- GIVEN REQUEST -
Convert the stretch of items from the very start through the line containing "398, 1575, 412]" into a numbered list, leaving out any blank lines.

- Annotated region listings -

## begin

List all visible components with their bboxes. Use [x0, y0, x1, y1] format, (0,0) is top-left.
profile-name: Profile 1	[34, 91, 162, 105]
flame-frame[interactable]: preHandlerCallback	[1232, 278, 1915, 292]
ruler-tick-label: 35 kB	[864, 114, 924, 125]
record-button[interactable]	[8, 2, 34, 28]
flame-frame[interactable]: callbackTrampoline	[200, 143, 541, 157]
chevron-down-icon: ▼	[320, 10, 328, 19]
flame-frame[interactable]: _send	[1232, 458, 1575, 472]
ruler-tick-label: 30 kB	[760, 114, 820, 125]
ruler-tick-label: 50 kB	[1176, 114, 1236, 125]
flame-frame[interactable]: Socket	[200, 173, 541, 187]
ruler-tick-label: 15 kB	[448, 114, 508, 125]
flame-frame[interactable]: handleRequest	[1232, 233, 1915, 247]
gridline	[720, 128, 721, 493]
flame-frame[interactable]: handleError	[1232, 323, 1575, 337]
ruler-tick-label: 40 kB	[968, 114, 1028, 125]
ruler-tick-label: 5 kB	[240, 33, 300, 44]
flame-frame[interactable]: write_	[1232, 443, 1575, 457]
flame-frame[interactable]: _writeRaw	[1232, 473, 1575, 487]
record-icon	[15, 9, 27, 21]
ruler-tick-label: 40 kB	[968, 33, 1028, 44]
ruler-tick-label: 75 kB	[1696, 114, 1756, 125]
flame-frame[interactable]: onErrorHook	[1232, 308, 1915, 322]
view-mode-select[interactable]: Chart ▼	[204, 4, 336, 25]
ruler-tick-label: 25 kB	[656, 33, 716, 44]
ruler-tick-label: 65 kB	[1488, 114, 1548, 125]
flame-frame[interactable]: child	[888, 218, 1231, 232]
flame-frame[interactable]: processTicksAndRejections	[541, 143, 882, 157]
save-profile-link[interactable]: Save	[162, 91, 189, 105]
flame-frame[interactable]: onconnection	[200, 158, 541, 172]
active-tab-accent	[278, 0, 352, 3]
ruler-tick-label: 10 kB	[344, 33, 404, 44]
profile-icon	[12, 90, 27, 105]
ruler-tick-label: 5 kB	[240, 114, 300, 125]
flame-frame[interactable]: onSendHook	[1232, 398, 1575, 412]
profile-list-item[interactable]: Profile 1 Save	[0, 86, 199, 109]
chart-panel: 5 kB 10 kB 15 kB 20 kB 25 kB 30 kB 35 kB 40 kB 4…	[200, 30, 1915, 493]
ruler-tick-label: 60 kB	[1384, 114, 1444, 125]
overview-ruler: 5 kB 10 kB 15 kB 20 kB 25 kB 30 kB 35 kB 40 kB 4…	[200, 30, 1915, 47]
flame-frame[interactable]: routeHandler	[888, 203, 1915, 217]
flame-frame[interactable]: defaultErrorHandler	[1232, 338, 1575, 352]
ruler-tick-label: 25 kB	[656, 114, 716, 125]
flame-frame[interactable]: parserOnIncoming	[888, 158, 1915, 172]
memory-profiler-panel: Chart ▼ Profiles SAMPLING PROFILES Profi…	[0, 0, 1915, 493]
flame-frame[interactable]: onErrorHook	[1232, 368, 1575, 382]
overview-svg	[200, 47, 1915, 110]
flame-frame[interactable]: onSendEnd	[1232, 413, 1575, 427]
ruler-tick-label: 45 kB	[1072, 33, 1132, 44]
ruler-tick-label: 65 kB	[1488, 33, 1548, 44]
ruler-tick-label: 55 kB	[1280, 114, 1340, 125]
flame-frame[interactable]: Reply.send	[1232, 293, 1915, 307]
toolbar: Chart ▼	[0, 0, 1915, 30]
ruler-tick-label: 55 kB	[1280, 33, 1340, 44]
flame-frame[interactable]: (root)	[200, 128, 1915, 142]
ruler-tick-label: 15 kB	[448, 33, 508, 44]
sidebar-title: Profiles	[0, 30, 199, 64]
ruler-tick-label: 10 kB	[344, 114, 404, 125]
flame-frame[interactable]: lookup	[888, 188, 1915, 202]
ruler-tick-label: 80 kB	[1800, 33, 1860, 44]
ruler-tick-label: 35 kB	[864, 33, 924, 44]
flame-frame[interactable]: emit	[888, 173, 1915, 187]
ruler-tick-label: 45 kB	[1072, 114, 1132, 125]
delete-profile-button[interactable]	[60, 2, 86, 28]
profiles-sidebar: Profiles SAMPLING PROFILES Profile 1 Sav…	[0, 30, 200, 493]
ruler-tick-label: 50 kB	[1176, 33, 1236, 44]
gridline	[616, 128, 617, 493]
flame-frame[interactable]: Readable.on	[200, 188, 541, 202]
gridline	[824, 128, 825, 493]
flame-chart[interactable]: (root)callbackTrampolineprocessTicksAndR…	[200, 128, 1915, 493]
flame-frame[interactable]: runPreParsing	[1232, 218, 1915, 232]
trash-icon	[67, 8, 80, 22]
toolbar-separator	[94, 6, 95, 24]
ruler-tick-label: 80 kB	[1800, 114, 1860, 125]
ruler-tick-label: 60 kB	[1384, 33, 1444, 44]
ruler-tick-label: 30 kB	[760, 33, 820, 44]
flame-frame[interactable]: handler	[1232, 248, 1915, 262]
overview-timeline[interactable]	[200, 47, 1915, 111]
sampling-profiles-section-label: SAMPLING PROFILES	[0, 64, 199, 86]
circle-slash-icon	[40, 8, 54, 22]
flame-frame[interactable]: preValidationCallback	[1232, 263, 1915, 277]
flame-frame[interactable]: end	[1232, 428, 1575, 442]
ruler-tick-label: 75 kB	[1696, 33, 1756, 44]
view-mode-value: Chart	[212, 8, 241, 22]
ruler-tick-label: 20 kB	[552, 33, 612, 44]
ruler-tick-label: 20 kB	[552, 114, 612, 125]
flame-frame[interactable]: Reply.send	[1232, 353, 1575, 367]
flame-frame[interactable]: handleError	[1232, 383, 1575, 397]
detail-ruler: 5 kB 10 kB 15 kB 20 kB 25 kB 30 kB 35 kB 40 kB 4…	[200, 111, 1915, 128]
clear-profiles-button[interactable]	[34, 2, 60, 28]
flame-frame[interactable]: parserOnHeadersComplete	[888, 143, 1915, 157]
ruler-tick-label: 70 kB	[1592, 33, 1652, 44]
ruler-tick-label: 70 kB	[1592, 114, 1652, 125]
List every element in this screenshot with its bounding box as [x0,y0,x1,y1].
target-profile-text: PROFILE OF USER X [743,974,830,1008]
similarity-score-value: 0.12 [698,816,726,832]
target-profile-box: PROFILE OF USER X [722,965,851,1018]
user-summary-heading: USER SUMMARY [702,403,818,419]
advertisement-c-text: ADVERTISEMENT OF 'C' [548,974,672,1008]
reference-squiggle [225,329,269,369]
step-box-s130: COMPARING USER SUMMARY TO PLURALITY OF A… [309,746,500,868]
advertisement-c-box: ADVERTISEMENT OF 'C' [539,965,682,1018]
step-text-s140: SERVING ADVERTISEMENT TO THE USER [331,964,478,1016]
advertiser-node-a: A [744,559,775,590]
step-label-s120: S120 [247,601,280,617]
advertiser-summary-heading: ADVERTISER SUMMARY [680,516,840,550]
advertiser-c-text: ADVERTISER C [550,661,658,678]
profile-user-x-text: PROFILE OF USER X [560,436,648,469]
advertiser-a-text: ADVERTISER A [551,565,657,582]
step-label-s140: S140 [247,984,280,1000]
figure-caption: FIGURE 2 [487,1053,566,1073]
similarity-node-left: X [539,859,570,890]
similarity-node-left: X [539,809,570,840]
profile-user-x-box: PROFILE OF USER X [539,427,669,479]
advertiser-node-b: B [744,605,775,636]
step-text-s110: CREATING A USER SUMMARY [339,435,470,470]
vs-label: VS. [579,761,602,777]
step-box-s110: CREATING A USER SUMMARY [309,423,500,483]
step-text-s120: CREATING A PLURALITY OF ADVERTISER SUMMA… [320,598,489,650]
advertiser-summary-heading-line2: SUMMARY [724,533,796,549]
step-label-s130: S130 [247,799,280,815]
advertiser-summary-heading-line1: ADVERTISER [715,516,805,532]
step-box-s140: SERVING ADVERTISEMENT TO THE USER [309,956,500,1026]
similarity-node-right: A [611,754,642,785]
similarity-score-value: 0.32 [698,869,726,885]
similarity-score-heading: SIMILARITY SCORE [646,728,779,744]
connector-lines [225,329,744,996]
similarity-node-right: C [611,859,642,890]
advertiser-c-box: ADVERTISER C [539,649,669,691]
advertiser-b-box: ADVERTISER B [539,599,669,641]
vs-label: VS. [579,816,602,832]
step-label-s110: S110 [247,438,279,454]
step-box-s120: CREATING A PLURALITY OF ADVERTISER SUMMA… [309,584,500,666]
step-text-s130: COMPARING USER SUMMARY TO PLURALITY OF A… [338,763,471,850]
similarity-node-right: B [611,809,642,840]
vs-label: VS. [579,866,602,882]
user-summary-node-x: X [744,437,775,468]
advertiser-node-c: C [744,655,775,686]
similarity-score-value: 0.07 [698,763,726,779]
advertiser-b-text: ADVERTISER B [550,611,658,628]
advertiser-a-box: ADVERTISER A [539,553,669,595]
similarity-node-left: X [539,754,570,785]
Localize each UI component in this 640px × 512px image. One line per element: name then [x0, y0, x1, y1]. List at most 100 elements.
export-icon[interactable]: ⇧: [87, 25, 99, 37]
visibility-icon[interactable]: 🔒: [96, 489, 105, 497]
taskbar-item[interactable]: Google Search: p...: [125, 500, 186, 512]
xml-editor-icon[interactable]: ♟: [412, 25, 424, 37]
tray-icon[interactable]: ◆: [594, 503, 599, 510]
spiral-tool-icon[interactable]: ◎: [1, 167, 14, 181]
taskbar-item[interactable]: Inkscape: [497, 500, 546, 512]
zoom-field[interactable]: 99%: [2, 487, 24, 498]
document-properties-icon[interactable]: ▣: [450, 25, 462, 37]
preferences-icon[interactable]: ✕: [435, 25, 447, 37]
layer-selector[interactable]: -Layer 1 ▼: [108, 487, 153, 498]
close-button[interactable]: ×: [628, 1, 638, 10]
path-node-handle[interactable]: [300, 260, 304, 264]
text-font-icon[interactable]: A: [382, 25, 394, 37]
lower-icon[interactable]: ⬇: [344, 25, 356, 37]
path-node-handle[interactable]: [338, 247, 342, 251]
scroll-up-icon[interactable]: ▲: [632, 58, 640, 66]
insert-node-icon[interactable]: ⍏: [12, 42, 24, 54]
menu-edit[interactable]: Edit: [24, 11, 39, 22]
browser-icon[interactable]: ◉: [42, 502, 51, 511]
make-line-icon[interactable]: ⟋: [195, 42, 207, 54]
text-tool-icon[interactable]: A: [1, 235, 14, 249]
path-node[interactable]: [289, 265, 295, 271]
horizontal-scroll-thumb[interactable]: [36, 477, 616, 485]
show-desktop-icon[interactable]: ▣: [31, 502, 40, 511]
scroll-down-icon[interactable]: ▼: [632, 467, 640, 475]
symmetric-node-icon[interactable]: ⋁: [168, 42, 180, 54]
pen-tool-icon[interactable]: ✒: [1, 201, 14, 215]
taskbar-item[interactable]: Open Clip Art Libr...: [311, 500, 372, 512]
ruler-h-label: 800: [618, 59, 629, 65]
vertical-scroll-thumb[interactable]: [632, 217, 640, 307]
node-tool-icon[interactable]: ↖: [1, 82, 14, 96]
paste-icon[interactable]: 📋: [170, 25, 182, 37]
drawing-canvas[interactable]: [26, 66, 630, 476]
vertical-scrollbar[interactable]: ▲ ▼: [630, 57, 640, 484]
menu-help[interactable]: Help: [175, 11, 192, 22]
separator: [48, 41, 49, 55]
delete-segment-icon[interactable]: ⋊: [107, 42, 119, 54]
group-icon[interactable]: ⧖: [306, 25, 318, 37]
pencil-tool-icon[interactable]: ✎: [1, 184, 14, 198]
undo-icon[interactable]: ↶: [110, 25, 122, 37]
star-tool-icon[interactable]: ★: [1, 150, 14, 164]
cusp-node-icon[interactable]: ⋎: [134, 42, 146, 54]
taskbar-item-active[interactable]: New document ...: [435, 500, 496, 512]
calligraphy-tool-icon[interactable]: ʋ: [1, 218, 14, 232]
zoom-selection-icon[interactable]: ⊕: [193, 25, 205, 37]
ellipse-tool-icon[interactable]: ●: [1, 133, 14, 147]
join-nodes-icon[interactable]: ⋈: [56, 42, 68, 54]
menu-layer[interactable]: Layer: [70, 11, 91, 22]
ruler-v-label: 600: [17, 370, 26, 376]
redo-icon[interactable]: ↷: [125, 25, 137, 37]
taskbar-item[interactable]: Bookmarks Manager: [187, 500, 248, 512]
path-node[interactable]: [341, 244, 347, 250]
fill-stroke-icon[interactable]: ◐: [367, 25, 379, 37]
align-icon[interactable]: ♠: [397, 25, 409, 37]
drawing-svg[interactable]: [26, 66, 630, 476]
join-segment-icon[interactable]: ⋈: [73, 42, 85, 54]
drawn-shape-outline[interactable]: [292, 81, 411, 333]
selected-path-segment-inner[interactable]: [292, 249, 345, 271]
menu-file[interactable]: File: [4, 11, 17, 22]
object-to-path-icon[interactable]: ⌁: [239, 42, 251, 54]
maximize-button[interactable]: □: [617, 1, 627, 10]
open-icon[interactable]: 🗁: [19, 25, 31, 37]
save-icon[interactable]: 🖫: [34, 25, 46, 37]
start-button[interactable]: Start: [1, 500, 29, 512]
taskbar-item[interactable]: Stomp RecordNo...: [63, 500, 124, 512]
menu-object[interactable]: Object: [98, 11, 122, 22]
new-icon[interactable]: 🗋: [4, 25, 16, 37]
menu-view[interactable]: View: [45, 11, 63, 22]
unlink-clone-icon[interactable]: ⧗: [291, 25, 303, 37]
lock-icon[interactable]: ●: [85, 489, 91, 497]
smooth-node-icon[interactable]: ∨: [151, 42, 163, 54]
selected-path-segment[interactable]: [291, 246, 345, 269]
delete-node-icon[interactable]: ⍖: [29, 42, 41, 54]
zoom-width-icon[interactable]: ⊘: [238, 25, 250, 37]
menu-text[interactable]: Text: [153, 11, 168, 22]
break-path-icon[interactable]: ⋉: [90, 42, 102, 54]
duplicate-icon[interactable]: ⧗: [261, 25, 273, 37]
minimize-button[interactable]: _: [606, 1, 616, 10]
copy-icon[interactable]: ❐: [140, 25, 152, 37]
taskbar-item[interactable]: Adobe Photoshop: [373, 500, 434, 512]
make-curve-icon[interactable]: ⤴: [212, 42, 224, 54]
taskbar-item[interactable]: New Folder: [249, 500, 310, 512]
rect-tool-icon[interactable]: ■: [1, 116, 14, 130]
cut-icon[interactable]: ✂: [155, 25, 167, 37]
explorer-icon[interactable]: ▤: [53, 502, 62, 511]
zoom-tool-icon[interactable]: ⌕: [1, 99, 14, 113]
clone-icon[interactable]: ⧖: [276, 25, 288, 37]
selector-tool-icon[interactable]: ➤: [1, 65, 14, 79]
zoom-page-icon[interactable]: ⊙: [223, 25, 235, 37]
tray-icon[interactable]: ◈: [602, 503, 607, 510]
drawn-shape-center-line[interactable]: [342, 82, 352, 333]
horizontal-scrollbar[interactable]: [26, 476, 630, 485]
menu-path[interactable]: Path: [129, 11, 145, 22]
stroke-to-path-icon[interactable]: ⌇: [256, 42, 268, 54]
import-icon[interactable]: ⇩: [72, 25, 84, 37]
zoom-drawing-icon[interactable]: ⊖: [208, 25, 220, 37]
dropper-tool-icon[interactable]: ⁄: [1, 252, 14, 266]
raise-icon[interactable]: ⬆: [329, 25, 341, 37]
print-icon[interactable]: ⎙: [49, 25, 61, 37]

## end

- RESPONSE TO THIS EXERCISE -
1. List all visible components with their bboxes. Use [x0, y0, x1, y1] format, (0,0) is top-left.
2. profile-name: Profile 1	[34, 91, 162, 105]
3. flame-frame[interactable]: preHandlerCallback	[1232, 278, 1915, 292]
4. ruler-tick-label: 35 kB	[864, 114, 924, 125]
5. record-button[interactable]	[8, 2, 34, 28]
6. flame-frame[interactable]: callbackTrampoline	[200, 143, 541, 157]
7. chevron-down-icon: ▼	[320, 10, 328, 19]
8. flame-frame[interactable]: _send	[1232, 458, 1575, 472]
9. ruler-tick-label: 30 kB	[760, 114, 820, 125]
10. ruler-tick-label: 50 kB	[1176, 114, 1236, 125]
11. flame-frame[interactable]: Socket	[200, 173, 541, 187]
12. ruler-tick-label: 15 kB	[448, 114, 508, 125]
13. flame-frame[interactable]: handleRequest	[1232, 233, 1915, 247]
14. gridline	[720, 128, 721, 493]
15. flame-frame[interactable]: handleError	[1232, 323, 1575, 337]
16. ruler-tick-label: 40 kB	[968, 114, 1028, 125]
17. ruler-tick-label: 5 kB	[240, 33, 300, 44]
18. flame-frame[interactable]: write_	[1232, 443, 1575, 457]
19. flame-frame[interactable]: _writeRaw	[1232, 473, 1575, 487]
20. record-icon	[15, 9, 27, 21]
21. ruler-tick-label: 40 kB	[968, 33, 1028, 44]
22. ruler-tick-label: 75 kB	[1696, 114, 1756, 125]
23. flame-frame[interactable]: onErrorHook	[1232, 308, 1915, 322]
24. view-mode-select[interactable]: Chart ▼	[204, 4, 336, 25]
25. ruler-tick-label: 25 kB	[656, 33, 716, 44]
26. ruler-tick-label: 65 kB	[1488, 114, 1548, 125]
27. flame-frame[interactable]: child	[888, 218, 1231, 232]
28. flame-frame[interactable]: processTicksAndRejections	[541, 143, 882, 157]
29. save-profile-link[interactable]: Save	[162, 91, 189, 105]
30. flame-frame[interactable]: onconnection	[200, 158, 541, 172]
31. active-tab-accent	[278, 0, 352, 3]
32. ruler-tick-label: 10 kB	[344, 33, 404, 44]
33. profile-icon	[12, 90, 27, 105]
34. ruler-tick-label: 5 kB	[240, 114, 300, 125]
35. flame-frame[interactable]: onSendHook	[1232, 398, 1575, 412]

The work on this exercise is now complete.